- **Required actions**
(a) In the session abstract, which letter of the DEI acronym does the RIPE 92 session move on to, and what does it stand for?
(b) Name the three angles from which the talks in the session abstract explore equity in practice.
(c) Render this sentence from the session abstract in German: "This is not a talk about blame."

======== Selected extract

Abstract
Session Theme: I Want To Break Free
At RIPE 91, the DEI session focussed on the "D" in the acronym. Diversity. This time, at RIPE 92, we move on to the "E". Equity. And we are continuing with the human stories.
This session brings together three talks that each explore what equity actually looks like in practice, from three very different angles. Toxic workplace dynamics, and the silence that allows them to persist. What genuine employment inclusion looks like when an employer gets it right. And the largely hidden weight of Rejection Sensitivity Dysphoria, and what it costs the people in our community who live with it every day.
Three talks. One thread. The quieter, harder work of making sure that technical spaces are ones where everyone genuinely belongs.
Abstract for the first talk: You Are Not Alone
Toxic workplaces do not announce themselves. They seep in quietly, through cancelled meetings, ignored ideas, and a slow erosion of confidence that makes you wonder whether you are imagining things. Until one day you realise you are not.
This talk grew out of a short essay written by a close friend, and from conversations with them and with others across this industry, people who recognised themselves in it immediately. It is about patterns that are far more common than most of us admit, and about the silence that allows them to continue. It is about what it feels like to be in it, what you can do if you are, and why speaking up, or simply showing up for someone else, matters more than you might think.
This is not a talk about blame. It is a call to recognition, to solidarity, and to action.

================
======== Raw data

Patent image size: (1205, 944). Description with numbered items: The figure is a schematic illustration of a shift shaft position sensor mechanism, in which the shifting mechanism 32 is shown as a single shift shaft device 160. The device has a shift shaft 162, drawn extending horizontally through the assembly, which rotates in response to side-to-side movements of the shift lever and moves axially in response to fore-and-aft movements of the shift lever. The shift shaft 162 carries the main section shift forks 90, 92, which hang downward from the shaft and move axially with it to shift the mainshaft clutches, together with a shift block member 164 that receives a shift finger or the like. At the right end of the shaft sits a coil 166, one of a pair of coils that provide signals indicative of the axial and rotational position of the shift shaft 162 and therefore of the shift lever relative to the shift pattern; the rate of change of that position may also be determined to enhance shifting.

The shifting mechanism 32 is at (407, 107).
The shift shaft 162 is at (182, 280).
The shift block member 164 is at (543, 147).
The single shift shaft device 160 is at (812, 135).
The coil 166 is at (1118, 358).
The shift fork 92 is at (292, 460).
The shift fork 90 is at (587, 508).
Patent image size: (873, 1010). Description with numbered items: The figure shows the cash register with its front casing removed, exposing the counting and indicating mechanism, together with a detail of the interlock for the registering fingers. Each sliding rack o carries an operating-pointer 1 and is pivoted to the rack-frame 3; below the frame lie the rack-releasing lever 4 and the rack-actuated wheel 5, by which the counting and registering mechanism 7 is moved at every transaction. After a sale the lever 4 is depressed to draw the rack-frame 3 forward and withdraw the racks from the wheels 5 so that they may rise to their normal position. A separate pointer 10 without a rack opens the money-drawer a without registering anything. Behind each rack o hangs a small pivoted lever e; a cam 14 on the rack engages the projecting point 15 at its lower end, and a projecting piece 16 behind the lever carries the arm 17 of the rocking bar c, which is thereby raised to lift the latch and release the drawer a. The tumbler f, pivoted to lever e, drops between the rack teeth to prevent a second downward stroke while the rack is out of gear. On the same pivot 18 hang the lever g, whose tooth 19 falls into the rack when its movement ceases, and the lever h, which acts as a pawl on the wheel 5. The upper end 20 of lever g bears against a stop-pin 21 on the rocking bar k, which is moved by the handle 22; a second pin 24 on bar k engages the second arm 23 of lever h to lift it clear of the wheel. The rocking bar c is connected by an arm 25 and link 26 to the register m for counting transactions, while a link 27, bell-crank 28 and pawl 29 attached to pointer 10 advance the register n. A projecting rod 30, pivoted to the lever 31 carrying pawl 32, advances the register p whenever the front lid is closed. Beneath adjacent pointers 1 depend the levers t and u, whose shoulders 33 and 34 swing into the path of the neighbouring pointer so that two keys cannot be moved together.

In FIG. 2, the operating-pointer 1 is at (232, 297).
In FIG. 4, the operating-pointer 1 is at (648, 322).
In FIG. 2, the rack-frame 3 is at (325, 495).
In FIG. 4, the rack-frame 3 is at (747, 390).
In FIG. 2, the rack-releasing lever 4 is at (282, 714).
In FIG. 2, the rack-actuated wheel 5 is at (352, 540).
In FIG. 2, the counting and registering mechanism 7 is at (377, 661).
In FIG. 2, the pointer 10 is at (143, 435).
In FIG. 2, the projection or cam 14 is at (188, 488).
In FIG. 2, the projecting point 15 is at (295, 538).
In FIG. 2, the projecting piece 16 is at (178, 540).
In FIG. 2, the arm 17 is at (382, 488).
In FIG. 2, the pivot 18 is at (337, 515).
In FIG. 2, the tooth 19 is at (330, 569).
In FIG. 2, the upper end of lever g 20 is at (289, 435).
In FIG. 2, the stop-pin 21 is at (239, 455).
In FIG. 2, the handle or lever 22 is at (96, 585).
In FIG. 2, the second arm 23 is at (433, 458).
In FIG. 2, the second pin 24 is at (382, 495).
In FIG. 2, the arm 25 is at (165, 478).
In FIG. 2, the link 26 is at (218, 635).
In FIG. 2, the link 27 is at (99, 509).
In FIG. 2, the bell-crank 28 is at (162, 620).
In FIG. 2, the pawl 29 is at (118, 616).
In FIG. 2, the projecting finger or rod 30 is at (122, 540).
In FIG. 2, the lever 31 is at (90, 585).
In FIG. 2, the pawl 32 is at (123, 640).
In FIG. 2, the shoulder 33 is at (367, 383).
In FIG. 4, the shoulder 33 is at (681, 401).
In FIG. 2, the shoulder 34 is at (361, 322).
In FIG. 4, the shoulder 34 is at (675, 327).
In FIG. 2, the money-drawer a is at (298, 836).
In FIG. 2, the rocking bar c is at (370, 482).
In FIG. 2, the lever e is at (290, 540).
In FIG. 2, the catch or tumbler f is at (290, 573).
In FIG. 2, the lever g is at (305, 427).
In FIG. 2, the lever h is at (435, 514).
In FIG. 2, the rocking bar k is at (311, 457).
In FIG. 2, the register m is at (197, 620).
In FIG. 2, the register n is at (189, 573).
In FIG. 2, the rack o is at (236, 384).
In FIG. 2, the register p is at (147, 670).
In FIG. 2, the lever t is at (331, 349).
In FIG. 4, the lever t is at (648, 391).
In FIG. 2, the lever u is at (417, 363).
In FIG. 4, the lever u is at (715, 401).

================

- **Per-task outputs**
(a) The "E", which stands for Equity.

(b)
- Toxic workplace dynamics and the silence that allows them to persist
- What genuine employment inclusion looks like when an employer gets it right
- The largely hidden weight of Rejection Sensitivity Dysphoria and what it costs the people in the community who live with it every day

(c) Dies ist kein Vortrag über Schuldzuweisungen.